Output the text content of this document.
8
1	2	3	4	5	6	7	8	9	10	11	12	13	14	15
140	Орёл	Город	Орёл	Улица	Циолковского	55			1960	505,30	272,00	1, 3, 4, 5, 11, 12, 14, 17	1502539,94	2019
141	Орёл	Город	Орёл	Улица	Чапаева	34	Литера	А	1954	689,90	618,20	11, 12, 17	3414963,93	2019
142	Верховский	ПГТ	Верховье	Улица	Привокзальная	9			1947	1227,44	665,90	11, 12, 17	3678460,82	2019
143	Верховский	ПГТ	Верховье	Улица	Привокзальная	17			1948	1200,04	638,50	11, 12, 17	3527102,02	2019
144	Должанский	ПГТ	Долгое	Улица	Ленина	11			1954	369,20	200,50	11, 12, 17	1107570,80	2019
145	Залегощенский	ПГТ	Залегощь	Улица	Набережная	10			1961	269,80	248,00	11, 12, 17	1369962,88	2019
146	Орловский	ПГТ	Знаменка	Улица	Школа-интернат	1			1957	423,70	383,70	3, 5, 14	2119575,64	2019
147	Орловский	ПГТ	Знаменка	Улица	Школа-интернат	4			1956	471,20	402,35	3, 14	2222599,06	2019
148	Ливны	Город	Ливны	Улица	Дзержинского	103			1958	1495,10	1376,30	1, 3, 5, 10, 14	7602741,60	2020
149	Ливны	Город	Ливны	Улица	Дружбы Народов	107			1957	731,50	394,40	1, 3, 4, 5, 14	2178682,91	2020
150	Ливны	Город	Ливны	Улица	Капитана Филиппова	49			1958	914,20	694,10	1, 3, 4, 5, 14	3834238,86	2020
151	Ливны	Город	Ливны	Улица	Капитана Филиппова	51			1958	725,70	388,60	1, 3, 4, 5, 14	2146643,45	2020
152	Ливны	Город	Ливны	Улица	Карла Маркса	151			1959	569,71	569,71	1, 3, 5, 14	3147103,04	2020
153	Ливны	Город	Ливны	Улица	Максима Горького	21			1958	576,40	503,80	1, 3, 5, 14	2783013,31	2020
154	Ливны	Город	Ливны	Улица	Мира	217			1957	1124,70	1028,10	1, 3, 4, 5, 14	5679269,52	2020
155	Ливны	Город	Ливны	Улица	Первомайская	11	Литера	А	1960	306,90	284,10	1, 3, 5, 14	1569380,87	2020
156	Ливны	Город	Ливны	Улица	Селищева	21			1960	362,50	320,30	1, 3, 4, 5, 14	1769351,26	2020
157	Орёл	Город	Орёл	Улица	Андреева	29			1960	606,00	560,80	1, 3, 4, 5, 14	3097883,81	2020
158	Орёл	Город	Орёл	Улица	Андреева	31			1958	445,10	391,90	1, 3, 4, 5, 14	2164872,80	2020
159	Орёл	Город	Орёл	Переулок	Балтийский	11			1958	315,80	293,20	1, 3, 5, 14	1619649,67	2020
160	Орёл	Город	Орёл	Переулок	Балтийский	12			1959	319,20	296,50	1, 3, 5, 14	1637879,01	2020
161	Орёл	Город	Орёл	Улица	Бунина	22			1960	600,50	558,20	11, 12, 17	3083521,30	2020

• The exercise: Copy out each line of the entries that holds "Орловский".

• Correct answer:
146	Орловский	ПГТ	Знаменка	Улица	Школа-интернат	1			1957	423,70	383,70	3, 5, 14	2119575,64	2019
147	Орловский	ПГТ	Знаменка	Улица	Школа-интернат	4			1956	471,20	402,35	3, 14	2222599,06	2019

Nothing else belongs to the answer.